**WRITTEN EXERCISE**
Extract all records. Keep each one exact.

**LISTED ENTRIES**
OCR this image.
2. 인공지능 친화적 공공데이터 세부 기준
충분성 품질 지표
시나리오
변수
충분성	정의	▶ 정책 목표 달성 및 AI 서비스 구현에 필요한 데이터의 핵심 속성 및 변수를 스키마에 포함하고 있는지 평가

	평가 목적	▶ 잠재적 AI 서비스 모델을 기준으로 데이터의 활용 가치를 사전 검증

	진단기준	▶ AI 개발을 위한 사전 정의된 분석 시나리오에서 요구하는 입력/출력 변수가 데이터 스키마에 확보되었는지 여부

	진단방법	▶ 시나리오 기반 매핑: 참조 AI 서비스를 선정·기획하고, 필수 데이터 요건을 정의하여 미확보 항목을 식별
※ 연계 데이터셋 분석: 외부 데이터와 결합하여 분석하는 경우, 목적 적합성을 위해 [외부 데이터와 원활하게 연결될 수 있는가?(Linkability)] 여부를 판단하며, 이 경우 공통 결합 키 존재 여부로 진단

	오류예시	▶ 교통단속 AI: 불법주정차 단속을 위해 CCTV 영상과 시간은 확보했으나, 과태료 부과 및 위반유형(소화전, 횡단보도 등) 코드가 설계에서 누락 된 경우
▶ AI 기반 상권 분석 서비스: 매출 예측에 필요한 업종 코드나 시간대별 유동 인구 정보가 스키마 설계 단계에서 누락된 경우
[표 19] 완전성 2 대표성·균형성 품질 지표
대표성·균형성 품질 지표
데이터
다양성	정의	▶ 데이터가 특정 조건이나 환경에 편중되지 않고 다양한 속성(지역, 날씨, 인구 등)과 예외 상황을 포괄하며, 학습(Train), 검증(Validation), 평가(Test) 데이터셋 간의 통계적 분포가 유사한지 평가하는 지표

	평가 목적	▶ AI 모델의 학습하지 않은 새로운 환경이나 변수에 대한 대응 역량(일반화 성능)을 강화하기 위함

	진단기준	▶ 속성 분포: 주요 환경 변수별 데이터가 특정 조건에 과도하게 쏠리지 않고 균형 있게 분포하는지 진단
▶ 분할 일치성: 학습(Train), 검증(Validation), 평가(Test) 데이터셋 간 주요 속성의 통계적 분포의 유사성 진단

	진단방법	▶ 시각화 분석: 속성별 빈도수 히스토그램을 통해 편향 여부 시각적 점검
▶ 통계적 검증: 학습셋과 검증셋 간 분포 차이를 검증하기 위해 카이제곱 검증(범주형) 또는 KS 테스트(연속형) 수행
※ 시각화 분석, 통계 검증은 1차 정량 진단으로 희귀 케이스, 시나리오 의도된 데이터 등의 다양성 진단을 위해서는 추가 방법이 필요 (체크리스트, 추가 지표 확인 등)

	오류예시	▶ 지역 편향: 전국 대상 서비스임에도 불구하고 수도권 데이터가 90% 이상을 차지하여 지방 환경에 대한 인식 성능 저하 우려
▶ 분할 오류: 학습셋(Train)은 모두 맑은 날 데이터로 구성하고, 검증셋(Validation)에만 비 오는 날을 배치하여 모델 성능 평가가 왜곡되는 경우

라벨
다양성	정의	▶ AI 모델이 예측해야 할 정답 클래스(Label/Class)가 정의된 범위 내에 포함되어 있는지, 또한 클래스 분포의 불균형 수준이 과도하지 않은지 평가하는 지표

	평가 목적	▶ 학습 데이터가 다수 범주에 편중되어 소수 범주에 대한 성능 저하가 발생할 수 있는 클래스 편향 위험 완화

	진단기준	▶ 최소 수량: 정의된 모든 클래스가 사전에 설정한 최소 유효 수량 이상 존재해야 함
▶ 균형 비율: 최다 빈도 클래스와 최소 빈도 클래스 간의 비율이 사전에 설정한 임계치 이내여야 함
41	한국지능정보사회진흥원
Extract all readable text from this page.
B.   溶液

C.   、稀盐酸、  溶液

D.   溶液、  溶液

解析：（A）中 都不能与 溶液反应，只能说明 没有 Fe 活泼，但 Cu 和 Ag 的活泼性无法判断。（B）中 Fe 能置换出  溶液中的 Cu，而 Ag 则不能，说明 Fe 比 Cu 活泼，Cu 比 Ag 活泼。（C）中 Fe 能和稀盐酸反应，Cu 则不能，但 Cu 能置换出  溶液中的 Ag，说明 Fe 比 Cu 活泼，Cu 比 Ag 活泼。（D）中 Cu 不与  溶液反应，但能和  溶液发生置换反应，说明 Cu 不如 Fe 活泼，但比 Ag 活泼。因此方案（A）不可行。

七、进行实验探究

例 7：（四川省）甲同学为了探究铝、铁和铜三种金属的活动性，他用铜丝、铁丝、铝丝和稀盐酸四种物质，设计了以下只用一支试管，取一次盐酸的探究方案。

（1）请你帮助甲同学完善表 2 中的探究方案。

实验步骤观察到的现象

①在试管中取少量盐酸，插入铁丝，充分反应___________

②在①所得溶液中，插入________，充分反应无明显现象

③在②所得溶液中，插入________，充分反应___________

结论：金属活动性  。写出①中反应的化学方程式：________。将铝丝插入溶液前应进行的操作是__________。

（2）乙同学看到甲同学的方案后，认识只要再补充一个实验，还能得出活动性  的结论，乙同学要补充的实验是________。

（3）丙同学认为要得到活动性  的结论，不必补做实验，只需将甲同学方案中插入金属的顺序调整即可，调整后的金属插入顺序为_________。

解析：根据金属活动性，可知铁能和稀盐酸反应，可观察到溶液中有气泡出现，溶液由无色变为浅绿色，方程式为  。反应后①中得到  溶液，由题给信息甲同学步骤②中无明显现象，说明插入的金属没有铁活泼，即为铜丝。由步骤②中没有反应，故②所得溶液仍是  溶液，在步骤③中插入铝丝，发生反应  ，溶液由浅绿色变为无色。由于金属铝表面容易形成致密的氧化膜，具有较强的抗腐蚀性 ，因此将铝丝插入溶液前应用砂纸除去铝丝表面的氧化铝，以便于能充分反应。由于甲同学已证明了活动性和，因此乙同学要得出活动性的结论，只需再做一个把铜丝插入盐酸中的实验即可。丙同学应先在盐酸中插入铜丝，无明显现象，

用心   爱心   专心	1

**IN RESPONSE**
OCR this image.
2. 인공지능 친화적 공공데이터 세부 기준
충분성 품질 지표
시나리오
변수
충분성	정의	▶ 정책 목표 달성 및 AI 서비스 구현에 필요한 데이터의 핵심 속성 및 변수를 스키마에 포함하고 있는지 평가

	평가 목적	▶ 잠재적 AI 서비스 모델을 기준으로 데이터의 활용 가치를 사전 검증

	진단기준	▶ AI 개발을 위한 사전 정의된 분석 시나리오에서 요구하는 입력/출력 변수가 데이터 스키마에 확보되었는지 여부

	진단방법	▶ 시나리오 기반 매핑: 참조 AI 서비스를 선정·기획하고, 필수 데이터 요건을 정의하여 미확보 항목을 식별
※ 연계 데이터셋 분석: 외부 데이터와 결합하여 분석하는 경우, 목적 적합성을 위해 [외부 데이터와 원활하게 연결될 수 있는가?(Linkability)] 여부를 판단하며, 이 경우 공통 결합 키 존재 여부로 진단

	오류예시	▶ 교통단속 AI: 불법주정차 단속을 위해 CCTV 영상과 시간은 확보했으나, 과태료 부과 및 위반유형(소화전, 횡단보도 등) 코드가 설계에서 누락 된 경우
▶ AI 기반 상권 분석 서비스: 매출 예측에 필요한 업종 코드나 시간대별 유동 인구 정보가 스키마 설계 단계에서 누락된 경우
[표 19] 완전성 2 대표성·균형성 품질 지표
대표성·균형성 품질 지표
데이터
다양성	정의	▶ 데이터가 특정 조건이나 환경에 편중되지 않고 다양한 속성(지역, 날씨, 인구 등)과 예외 상황을 포괄하며, 학습(Train), 검증(Validation), 평가(Test) 데이터셋 간의 통계적 분포가 유사한지 평가하는 지표

	평가 목적	▶ AI 모델의 학습하지 않은 새로운 환경이나 변수에 대한 대응 역량(일반화 성능)을 강화하기 위함

	진단기준	▶ 속성 분포: 주요 환경 변수별 데이터가 특정 조건에 과도하게 쏠리지 않고 균형 있게 분포하는지 진단
▶ 분할 일치성: 학습(Train), 검증(Validation), 평가(Test) 데이터셋 간 주요 속성의 통계적 분포의 유사성 진단

	진단방법	▶ 시각화 분석: 속성별 빈도수 히스토그램을 통해 편향 여부 시각적 점검
▶ 통계적 검증: 학습셋과 검증셋 간 분포 차이를 검증하기 위해 카이제곱 검증(범주형) 또는 KS 테스트(연속형) 수행
※ 시각화 분석, 통계 검증은 1차 정량 진단으로 희귀 케이스, 시나리오 의도된 데이터 등의 다양성 진단을 위해서는 추가 방법이 필요 (체크리스트, 추가 지표 확인 등)

	오류예시	▶ 지역 편향: 전국 대상 서비스임에도 불구하고 수도권 데이터가 90% 이상을 차지하여 지방 환경에 대한 인식 성능 저하 우려
▶ 분할 오류: 학습셋(Train)은 모두 맑은 날 데이터로 구성하고, 검증셋(Validation)에만 비 오는 날을 배치하여 모델 성능 평가가 왜곡되는 경우

라벨
다양성	정의	▶ AI 모델이 예측해야 할 정답 클래스(Label/Class)가 정의된 범위 내에 포함되어 있는지, 또한 클래스 분포의 불균형 수준이 과도하지 않은지 평가하는 지표

	평가 목적	▶ 학습 데이터가 다수 범주에 편중되어 소수 범주에 대한 성능 저하가 발생할 수 있는 클래스 편향 위험 완화

	진단기준	▶ 최소 수량: 정의된 모든 클래스가 사전에 설정한 최소 유효 수량 이상 존재해야 함
▶ 균형 비율: 최다 빈도 클래스와 최소 빈도 클래스 간의 비율이 사전에 설정한 임계치 이내여야 함
41	한국지능정보사회진흥원
Extract all readable text from this page.
B.   溶液

C.   、稀盐酸、  溶液

D.   溶液、  溶液

解析：（A）中 都不能与 溶液反应，只能说明 没有 Fe 活泼，但 Cu 和 Ag 的活泼性无法判断。（B）中 Fe 能置换出  溶液中的 Cu，而 Ag 则不能，说明 Fe 比 Cu 活泼，Cu 比 Ag 活泼。（C）中 Fe 能和稀盐酸反应，Cu 则不能，但 Cu 能置换出  溶液中的 Ag，说明 Fe 比 Cu 活泼，Cu 比 Ag 活泼。（D）中 Cu 不与  溶液反应，但能和  溶液发生置换反应，说明 Cu 不如 Fe 活泼，但比 Ag 活泼。因此方案（A）不可行。

七、进行实验探究

例 7：（四川省）甲同学为了探究铝、铁和铜三种金属的活动性，他用铜丝、铁丝、铝丝和稀盐酸四种物质，设计了以下只用一支试管，取一次盐酸的探究方案。

（1）请你帮助甲同学完善表 2 中的探究方案。

实验步骤观察到的现象

①在试管中取少量盐酸，插入铁丝，充分反应___________

②在①所得溶液中，插入________，充分反应无明显现象

③在②所得溶液中，插入________，充分反应___________

结论：金属活动性  。写出①中反应的化学方程式：________。将铝丝插入溶液前应进行的操作是__________。

（2）乙同学看到甲同学的方案后，认识只要再补充一个实验，还能得出活动性  的结论，乙同学要补充的实验是________。

（3）丙同学认为要得到活动性  的结论，不必补做实验，只需将甲同学方案中插入金属的顺序调整即可，调整后的金属插入顺序为_________。

解析：根据金属活动性，可知铁能和稀盐酸反应，可观察到溶液中有气泡出现，溶液由无色变为浅绿色，方程式为  。反应后①中得到  溶液，由题给信息甲同学步骤②中无明显现象，说明插入的金属没有铁活泼，即为铜丝。由步骤②中没有反应，故②所得溶液仍是  溶液，在步骤③中插入铝丝，发生反应  ，溶液由浅绿色变为无色。由于金属铝表面容易形成致密的氧化膜，具有较强的抗腐蚀性 ，因此将铝丝插入溶液前应用砂纸除去铝丝表面的氧化铝，以便于能充分反应。由于甲同学已证明了活动性和，因此乙同学要得出活动性的结论，只需再做一个把铜丝插入盐酸中的实验即可。丙同学应先在盐酸中插入铜丝，无明显现象，

用心   爱心   专心	1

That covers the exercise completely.